# [GOAL]
Collect the lines of the entries where "Опендатабот" shows up.

# [EXTRACTED DATA]
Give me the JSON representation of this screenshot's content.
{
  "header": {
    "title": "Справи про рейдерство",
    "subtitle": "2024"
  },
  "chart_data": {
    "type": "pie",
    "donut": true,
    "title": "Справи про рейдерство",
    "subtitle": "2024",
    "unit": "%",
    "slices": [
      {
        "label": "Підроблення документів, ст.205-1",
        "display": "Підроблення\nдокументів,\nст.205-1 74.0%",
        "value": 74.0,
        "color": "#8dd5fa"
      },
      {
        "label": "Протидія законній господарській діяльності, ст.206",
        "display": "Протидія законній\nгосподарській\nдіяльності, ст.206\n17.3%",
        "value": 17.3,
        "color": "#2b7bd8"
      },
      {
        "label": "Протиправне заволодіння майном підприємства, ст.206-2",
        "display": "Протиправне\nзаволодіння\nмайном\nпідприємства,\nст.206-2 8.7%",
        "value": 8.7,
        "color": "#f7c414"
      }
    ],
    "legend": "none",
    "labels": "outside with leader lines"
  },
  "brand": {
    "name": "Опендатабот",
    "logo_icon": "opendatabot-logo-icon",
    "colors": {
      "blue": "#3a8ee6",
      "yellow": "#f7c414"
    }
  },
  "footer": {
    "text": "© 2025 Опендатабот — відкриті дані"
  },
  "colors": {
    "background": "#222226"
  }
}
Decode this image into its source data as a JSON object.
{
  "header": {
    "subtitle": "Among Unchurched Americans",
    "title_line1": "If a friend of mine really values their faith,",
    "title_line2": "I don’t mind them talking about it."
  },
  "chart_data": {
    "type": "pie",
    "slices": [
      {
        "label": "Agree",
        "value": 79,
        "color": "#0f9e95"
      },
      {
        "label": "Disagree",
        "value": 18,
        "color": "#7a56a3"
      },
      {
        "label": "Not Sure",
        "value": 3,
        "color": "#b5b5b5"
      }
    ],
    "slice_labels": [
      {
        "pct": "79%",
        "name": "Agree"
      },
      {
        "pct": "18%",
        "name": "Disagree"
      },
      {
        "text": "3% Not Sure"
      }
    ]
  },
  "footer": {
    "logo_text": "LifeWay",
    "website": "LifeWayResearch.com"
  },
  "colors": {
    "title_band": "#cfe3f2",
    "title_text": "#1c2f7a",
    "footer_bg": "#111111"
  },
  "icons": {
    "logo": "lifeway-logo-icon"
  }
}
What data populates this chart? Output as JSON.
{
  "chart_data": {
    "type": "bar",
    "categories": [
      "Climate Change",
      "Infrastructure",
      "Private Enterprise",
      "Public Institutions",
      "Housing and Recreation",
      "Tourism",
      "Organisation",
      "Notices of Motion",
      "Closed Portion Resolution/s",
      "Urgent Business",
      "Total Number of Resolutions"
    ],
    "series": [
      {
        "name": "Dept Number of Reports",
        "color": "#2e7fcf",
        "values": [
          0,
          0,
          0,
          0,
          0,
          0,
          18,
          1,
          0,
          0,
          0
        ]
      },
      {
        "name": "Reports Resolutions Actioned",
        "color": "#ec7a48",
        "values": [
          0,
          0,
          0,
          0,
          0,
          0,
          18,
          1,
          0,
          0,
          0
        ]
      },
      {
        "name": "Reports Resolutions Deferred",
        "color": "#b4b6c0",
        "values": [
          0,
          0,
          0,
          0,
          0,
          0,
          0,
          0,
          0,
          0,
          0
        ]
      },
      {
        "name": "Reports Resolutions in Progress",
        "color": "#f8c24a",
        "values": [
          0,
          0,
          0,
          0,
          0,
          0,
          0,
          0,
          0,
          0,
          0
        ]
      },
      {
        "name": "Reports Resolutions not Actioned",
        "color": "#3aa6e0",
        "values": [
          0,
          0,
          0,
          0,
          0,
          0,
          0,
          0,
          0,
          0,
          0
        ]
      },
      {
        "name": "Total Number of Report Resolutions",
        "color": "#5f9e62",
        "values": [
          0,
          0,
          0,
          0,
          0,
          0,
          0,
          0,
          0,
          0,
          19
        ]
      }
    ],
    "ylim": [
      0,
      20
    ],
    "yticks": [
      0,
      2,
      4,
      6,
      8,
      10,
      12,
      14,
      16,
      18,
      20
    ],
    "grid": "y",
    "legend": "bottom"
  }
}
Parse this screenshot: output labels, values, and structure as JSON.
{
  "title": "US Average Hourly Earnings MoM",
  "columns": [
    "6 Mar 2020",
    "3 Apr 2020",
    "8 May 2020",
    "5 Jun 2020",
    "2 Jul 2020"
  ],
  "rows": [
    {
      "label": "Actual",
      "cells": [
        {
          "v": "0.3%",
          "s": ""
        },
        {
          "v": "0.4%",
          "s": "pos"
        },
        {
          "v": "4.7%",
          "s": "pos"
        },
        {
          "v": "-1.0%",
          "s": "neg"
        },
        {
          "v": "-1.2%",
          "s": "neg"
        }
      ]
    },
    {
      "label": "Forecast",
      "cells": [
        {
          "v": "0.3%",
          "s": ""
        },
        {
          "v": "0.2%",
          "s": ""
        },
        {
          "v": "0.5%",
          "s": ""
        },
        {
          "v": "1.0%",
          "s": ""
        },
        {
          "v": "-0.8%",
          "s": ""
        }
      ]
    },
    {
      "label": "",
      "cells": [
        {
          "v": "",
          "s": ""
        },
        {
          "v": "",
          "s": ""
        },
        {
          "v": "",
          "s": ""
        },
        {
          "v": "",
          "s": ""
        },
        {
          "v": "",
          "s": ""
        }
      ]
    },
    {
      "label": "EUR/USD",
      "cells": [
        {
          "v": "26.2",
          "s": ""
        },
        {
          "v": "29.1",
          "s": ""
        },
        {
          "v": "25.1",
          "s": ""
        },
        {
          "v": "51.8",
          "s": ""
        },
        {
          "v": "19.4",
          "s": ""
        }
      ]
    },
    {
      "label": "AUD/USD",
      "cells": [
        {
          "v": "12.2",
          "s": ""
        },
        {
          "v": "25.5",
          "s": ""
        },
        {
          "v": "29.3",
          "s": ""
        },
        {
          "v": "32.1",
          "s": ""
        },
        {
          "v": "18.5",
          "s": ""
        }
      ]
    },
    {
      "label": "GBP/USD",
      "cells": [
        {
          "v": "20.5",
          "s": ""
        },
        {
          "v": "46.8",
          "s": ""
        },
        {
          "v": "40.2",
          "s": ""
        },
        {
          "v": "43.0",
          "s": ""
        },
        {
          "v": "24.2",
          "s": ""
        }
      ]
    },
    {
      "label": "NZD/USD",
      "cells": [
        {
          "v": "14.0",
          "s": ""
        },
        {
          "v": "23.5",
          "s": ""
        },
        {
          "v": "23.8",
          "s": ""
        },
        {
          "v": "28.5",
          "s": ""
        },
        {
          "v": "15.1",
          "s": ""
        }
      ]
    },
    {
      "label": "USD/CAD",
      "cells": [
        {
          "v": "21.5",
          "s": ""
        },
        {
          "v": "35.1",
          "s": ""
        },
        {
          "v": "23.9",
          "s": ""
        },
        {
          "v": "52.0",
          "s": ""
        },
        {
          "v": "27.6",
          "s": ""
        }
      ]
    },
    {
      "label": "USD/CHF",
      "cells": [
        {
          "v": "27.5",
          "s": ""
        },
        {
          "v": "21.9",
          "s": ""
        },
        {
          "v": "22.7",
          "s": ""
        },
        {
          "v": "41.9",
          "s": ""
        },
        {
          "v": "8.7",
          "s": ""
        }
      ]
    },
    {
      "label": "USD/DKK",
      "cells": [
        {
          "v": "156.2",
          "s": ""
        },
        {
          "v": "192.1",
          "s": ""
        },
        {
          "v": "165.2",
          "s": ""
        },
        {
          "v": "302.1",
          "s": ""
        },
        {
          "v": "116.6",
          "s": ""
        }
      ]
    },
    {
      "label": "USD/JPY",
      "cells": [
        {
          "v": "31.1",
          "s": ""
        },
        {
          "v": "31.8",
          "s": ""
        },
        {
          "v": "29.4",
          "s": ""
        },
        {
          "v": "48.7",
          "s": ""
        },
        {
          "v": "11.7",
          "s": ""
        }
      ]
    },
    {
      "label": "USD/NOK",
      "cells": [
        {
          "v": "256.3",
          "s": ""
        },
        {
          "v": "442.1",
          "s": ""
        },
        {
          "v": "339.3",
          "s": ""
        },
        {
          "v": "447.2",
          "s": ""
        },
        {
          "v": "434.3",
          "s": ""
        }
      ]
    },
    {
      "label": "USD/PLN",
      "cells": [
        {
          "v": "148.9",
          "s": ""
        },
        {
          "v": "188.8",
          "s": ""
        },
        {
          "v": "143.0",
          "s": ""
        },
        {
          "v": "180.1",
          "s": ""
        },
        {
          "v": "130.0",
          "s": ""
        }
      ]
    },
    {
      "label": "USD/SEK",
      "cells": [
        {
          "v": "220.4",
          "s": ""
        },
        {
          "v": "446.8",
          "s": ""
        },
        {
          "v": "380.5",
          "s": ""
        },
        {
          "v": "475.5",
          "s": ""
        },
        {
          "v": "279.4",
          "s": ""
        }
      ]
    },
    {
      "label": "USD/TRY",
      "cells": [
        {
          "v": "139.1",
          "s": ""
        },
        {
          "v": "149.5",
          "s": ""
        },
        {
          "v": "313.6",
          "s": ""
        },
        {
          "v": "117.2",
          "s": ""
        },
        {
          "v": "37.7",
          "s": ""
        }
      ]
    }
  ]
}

# [THE RESULT]
    "name": "Опендатабот",
    "text": "© 2025 Опендатабот — відкриті дані"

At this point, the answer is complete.